__EXERCISE DETAILS__: In the entries that follow, how many lines hold the string "they"? Give only that number.

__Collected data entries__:

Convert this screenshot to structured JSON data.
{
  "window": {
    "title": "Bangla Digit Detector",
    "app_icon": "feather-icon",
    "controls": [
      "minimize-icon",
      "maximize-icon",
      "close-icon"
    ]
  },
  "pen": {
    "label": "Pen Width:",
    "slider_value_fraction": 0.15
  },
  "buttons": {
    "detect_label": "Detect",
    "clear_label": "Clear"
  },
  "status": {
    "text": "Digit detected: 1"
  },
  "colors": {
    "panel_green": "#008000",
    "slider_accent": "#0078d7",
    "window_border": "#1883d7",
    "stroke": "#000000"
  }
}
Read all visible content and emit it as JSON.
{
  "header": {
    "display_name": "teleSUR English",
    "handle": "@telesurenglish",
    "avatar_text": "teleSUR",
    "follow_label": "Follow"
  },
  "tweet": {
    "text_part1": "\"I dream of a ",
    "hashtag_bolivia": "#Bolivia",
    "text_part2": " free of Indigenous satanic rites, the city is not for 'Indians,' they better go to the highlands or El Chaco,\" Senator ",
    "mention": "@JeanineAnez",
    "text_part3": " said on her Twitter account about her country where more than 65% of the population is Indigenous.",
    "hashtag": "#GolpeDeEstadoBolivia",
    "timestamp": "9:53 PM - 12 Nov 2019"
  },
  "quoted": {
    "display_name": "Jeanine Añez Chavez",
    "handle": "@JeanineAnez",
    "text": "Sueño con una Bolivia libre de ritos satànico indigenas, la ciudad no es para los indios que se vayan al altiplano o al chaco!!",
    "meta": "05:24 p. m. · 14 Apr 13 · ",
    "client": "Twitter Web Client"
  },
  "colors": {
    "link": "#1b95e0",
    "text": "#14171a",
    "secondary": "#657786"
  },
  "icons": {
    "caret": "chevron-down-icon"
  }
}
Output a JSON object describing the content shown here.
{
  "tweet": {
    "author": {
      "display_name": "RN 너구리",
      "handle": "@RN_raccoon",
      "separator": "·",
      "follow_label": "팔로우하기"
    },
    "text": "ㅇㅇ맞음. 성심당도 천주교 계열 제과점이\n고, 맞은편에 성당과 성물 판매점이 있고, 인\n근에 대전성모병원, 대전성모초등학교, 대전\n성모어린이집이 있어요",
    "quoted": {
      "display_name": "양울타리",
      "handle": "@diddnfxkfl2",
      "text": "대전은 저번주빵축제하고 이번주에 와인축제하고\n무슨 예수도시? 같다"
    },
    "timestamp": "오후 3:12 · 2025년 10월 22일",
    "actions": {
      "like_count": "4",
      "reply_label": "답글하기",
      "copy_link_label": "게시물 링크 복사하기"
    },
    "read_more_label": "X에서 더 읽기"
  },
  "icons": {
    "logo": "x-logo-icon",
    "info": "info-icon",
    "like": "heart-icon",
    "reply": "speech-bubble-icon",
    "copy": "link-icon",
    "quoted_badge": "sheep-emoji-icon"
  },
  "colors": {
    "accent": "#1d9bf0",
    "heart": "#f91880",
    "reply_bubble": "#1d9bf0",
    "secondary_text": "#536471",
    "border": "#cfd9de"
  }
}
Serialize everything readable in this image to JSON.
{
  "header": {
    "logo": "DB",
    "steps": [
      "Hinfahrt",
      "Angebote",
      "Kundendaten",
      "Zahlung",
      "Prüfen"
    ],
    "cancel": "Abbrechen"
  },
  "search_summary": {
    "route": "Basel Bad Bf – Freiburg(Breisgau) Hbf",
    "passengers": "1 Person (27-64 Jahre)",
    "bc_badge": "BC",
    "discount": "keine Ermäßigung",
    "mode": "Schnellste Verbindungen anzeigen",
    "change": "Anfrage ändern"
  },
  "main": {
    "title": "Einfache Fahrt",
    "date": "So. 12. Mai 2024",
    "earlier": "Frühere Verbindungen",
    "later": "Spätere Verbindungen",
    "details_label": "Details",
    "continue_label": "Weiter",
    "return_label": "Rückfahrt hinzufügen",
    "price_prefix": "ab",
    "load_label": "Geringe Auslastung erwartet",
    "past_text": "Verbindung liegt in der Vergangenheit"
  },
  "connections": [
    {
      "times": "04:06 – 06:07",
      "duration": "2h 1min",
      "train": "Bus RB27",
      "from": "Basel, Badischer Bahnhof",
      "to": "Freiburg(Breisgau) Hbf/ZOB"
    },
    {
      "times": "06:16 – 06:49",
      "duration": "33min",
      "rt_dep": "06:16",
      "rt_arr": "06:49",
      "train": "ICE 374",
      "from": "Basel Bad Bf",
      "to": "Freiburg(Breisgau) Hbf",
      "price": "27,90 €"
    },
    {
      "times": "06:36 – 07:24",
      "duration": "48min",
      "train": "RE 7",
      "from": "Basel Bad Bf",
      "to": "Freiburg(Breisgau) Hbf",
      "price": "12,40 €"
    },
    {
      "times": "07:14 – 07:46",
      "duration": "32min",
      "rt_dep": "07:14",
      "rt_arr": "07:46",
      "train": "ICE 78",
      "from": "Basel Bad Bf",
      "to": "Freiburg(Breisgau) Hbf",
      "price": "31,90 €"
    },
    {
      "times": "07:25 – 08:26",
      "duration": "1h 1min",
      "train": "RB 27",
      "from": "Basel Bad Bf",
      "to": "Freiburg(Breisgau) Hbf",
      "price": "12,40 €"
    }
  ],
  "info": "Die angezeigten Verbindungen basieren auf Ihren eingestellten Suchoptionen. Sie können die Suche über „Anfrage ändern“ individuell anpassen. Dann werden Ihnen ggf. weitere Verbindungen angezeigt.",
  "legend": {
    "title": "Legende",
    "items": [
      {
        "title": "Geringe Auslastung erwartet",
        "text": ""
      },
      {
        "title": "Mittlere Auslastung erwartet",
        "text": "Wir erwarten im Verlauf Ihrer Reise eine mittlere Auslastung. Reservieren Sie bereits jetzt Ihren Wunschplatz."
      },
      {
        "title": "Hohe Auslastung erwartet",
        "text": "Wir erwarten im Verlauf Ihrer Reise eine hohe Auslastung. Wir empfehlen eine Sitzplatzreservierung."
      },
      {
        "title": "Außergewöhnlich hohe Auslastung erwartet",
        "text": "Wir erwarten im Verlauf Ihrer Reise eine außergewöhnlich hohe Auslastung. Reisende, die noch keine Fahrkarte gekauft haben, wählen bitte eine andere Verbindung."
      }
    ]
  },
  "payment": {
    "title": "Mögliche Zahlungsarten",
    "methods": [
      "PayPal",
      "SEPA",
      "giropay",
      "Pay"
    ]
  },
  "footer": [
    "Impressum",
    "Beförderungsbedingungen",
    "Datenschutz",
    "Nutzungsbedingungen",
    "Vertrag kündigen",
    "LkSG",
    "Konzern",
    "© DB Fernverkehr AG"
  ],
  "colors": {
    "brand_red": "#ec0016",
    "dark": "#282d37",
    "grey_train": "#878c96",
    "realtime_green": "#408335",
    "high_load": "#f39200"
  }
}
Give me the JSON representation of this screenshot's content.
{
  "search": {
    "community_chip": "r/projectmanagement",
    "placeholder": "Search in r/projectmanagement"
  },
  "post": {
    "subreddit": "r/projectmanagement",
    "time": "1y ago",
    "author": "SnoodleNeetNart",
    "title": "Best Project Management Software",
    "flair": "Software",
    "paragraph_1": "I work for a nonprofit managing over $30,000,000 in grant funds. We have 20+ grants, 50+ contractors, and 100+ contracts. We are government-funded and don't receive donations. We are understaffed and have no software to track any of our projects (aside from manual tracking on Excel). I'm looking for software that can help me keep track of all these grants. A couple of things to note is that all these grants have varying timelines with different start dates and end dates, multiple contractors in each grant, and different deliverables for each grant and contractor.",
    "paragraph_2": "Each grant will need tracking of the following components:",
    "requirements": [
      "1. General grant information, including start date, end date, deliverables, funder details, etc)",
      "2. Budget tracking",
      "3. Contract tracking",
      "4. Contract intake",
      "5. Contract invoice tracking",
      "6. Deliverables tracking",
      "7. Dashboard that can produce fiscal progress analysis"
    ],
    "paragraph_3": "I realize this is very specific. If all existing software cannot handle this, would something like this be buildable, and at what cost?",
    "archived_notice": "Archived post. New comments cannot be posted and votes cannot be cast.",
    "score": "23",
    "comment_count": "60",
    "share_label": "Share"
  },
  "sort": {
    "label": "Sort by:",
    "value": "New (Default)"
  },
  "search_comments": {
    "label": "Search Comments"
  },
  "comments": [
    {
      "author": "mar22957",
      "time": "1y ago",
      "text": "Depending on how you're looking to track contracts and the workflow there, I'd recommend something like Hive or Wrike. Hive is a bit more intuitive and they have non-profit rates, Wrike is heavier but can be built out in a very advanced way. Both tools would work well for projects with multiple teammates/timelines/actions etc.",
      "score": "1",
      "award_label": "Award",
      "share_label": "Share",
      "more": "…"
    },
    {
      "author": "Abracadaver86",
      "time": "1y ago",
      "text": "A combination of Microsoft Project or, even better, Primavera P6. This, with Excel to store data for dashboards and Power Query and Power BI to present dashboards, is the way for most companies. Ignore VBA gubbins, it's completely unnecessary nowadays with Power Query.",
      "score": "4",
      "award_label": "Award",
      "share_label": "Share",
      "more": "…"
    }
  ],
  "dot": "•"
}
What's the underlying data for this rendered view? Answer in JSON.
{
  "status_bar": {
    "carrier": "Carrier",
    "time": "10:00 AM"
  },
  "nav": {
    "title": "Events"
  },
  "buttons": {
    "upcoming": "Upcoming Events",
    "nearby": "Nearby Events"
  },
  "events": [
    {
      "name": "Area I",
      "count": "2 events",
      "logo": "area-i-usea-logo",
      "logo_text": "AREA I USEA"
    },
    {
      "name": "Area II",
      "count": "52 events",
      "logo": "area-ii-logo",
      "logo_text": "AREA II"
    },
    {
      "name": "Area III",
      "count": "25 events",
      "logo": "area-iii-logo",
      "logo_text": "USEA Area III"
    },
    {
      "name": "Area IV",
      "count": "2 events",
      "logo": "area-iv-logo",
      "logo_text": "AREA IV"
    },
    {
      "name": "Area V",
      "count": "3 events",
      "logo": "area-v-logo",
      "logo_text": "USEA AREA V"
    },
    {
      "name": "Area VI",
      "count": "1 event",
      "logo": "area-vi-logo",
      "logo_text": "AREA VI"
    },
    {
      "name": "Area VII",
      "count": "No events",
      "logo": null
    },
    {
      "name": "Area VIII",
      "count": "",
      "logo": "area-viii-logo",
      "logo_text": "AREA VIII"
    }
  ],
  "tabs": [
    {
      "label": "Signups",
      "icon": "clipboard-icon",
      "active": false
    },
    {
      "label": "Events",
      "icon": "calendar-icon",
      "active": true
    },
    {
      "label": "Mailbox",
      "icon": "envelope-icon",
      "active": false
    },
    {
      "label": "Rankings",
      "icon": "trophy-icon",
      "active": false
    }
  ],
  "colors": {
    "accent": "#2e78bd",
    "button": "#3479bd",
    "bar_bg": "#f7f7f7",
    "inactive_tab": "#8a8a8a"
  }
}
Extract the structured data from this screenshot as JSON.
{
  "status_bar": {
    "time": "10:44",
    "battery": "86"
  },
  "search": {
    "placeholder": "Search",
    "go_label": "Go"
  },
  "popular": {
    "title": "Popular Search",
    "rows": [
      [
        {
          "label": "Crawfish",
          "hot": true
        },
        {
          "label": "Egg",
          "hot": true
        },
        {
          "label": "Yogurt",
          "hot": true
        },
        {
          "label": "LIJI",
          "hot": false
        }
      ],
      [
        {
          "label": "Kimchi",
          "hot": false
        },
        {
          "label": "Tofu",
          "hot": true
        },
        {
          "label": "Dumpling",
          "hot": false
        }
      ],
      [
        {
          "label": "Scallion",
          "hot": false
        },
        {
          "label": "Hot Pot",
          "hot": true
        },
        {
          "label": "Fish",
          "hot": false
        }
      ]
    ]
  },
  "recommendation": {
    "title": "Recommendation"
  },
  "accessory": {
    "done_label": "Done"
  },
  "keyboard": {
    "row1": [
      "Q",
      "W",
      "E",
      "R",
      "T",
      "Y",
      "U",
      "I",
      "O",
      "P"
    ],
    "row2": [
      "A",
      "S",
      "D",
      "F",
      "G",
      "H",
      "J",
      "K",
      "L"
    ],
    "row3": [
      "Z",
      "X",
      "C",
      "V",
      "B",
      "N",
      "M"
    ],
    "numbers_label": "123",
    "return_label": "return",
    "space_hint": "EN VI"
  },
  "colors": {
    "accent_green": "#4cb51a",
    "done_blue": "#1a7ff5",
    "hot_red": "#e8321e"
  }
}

__CORRECT RESULT__: 2